**Exercise requirements**
Filter the records below and copy every line containing the word "老年人及心脏病".

**Extracted data**
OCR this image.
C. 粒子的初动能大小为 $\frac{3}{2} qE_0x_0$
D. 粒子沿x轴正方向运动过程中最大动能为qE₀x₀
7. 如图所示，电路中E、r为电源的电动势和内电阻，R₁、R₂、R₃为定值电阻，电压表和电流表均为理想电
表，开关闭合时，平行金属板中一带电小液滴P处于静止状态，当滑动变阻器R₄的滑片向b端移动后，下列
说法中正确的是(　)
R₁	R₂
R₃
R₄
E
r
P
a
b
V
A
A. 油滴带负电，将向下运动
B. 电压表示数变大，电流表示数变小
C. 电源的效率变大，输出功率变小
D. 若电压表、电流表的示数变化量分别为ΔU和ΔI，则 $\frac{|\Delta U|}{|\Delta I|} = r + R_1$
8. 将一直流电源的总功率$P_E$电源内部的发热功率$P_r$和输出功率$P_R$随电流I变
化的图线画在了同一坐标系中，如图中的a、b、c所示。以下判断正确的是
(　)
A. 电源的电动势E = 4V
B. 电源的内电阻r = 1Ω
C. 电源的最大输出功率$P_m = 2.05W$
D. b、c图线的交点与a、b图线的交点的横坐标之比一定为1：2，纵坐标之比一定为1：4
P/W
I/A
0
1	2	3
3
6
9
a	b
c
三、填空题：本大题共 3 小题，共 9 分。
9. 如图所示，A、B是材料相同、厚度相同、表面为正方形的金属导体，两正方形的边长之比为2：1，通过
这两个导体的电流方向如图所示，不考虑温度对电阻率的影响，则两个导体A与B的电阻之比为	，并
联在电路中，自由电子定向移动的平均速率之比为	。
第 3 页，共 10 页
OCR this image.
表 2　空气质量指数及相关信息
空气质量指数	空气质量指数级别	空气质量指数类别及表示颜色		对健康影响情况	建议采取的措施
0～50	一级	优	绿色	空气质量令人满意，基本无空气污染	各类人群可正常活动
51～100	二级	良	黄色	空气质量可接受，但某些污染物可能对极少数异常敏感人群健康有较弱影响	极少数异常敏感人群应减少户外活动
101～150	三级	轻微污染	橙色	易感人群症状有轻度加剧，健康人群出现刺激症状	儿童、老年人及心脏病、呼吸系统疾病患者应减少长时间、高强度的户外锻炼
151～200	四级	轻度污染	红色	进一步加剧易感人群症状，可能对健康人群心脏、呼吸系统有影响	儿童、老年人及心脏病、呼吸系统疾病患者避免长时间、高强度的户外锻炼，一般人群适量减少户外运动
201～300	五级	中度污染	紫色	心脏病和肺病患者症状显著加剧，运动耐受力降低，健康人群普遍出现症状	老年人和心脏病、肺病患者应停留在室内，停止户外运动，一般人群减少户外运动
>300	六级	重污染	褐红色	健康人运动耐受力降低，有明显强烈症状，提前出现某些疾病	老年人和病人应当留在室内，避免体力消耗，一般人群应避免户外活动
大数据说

**Solution to the problem**
101～150	三级	轻微污染	橙色	易感人群症状有轻度加剧，健康人群出现刺激症状	儿童、老年人及心脏病、呼吸系统疾病患者应减少长时间、高强度的户外锻炼
151～200	四级	轻度污染	红色	进一步加剧易感人群症状，可能对健康人群心脏、呼吸系统有影响	儿童、老年人及心脏病、呼吸系统疾病患者避免长时间、高强度的户外锻炼，一般人群适量减少户外运动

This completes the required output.